What you should do -> Search the data for the string "size" and gather each line it is in.

Records provided ->

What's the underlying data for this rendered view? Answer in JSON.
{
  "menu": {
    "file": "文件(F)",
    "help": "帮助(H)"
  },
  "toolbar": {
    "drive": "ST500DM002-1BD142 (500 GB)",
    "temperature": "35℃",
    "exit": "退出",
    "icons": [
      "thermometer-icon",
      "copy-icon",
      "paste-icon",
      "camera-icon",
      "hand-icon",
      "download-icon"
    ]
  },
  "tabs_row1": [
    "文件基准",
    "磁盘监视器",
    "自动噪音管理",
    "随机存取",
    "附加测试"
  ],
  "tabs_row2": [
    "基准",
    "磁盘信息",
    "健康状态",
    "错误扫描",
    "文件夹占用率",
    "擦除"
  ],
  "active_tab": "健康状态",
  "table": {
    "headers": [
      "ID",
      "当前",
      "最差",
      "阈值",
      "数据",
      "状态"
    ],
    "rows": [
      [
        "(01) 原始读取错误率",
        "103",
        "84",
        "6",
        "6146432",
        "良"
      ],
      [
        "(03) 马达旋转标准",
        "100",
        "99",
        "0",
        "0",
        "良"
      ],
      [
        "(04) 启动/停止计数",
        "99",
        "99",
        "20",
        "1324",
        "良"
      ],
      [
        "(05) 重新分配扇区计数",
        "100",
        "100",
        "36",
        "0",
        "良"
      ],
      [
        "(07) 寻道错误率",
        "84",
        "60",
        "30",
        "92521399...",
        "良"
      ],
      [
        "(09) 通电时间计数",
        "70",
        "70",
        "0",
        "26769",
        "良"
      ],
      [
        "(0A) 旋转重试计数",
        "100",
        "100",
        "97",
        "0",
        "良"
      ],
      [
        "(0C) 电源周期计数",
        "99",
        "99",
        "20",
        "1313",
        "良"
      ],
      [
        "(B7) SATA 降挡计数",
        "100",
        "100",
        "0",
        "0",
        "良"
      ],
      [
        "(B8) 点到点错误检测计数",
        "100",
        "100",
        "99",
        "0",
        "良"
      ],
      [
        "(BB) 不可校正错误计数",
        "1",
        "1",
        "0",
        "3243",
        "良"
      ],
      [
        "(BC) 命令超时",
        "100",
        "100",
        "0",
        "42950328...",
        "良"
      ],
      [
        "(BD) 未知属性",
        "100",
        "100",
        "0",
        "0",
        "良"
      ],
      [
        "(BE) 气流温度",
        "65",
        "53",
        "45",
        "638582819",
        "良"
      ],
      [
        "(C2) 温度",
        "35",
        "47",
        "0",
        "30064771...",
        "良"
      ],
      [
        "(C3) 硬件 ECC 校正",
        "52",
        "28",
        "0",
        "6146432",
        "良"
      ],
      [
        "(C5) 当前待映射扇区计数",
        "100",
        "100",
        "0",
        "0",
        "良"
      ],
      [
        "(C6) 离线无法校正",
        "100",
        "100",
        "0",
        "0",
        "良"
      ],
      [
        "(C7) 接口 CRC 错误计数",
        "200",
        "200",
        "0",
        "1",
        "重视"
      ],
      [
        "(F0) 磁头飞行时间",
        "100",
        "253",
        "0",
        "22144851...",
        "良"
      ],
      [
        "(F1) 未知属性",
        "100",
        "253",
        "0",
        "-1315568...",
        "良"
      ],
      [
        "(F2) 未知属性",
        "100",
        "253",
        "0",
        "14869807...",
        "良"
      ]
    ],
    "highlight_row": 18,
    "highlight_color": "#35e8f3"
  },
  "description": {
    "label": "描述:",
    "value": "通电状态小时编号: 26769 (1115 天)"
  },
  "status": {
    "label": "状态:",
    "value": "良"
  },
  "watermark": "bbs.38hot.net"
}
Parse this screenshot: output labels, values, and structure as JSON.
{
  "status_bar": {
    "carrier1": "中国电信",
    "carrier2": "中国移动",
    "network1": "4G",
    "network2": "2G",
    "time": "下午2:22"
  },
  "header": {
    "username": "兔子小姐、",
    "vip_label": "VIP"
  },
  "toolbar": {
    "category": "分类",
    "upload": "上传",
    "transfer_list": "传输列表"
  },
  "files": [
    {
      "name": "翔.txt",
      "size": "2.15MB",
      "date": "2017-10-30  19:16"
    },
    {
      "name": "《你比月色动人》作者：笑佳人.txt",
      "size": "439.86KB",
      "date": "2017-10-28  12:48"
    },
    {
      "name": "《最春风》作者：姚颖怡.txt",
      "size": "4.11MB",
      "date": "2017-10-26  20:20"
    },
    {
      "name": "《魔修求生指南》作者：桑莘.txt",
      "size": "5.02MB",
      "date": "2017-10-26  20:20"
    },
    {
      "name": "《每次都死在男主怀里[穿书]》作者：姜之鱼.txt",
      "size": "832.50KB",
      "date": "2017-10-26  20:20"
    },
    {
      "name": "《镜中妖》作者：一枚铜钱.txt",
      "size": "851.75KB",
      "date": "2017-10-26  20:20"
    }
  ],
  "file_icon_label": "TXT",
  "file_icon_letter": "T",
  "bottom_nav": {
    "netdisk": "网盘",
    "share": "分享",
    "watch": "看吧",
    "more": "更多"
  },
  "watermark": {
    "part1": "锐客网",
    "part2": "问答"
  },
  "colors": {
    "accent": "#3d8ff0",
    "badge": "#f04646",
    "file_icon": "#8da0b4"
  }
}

Task result ->
      "size": "2.15MB",
      "size": "439.86KB",
      "size": "4.11MB",
      "size": "5.02MB",
      "size": "832.50KB",
      "size": "851.75KB",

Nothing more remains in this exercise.